Texte à lire:
──────────────────────────────

A peine la création d'une mission spéciale sur l'application de la loi MACRON était-elle annoncée que le député Richard FERRAND, également rapporteur du projet de loi et président de cette nouvelle commission, explique que "cette mission va tout faire pour accélérer la mise en place des mesures votées… et lever tous les freins qui ralentiraient sa mise en œuvre".

Ce qu'oublie de mentionner Mr FERRAND est que, pour certaines de ses dispositions, les principaux freins à l'application de la loi tiennent à sa mauvaise rédaction.

Ainsi, en ce qui concerne les dispositions relatives au notariat, les rédacteurs des décrets éprouvent quelques difficultés à appliquer concrètement les dispositions relatives au tarif et à la libre installation, difficultés que nous avions par ailleurs anticipées ( http://blogs.mediapart.fr/blog/hugues-lemaire/100815/loi-macron-le-piege-des-decrets-dapplication ) .

Concernant le tarif, la principale difficulté provient de ce que la loi, en retenant la notion de coût pertinent et de juste rémunération, aura un effet anti-social inévitable, la moitié des actes notariés étant actuellement produits à perte, c'est-à-dire rémunérés bien en dessous de leur  prix de revient  et sans rémunération raisonnable. Ces actes produits à perte concernant en général les clients les moins fortunés, la conséquence directe de la réforme sera d’augmenter le coût d’accès de ces clients au service notarial, quand ils ne devront pas y renoncer purement et simplement.

──────────────────────────────

À faire: Poursuivez le texte sur l'application de la loi Macron au notariat en reprenant juste après sa dernière phrase.

Extrait de données:
──────────────────────────────

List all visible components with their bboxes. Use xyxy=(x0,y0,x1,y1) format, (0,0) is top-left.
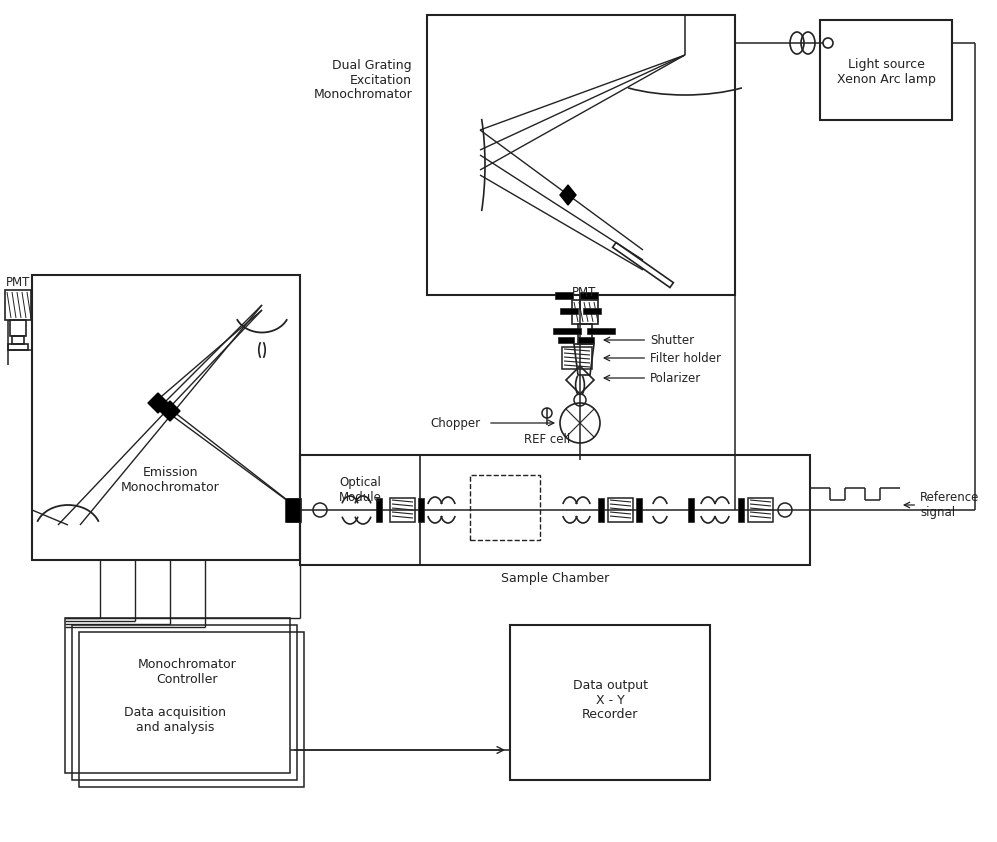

──────────────────────────────

Réponse à l'exercice:
En ce qui concerne la libre installation, la loi prévoit que " I- les notaires... peuvent librement s'installer dans les zones où l'implantation d'offices apparait utile… Afin de garantir une augmentation progressive du nombre d'offices à créer ... cette carte est assortie de recommandations sur le rythme d'installations …

II- Dans les zones mentionnées au I-, lorsque le demandeur remplit les conditions...le ministre de la justice le nomme titulaire de l'office de notaire... créé. Un décret précise les conditions d'application du présent alinéa.

III- Dans les zones, autres que cellesmentionnées au I,...leministre de la justice peut refuser une demande de création d'office..." (art.52)

Le dispositif mis en place est donc celui d'une libre installation, dès lors que l'on se trouve en zone carencée, l'intervention du ministère de la justice se limitant à vérifier les conditions de nationalité, d'aptitude, d'honorabilité, d'expérience et d'assurance requises pour être nommé en qualité de notaire.

Il n'est donc ici question d'aucun contrôle à priori, ni sur le nombre de libres installations possibles, ni sur une éventuelle procédure d'ordre ou de préférence. Tout au plus est-il précisé que la carte est assortie de recommandations sur le rythme d'installations, ces recommandations ne pouvant par nature consister en des règles contraignantes qui limiteraient à priori le nombre d'installations possibles.

C'est bien ce que risquent de faire valoir les diplômés  notaires qui rêvent de pouvoir s'installer librement, et qui n'entendent pas se soumettre à d'autres contrôles que ceux expressément prévus par la loi.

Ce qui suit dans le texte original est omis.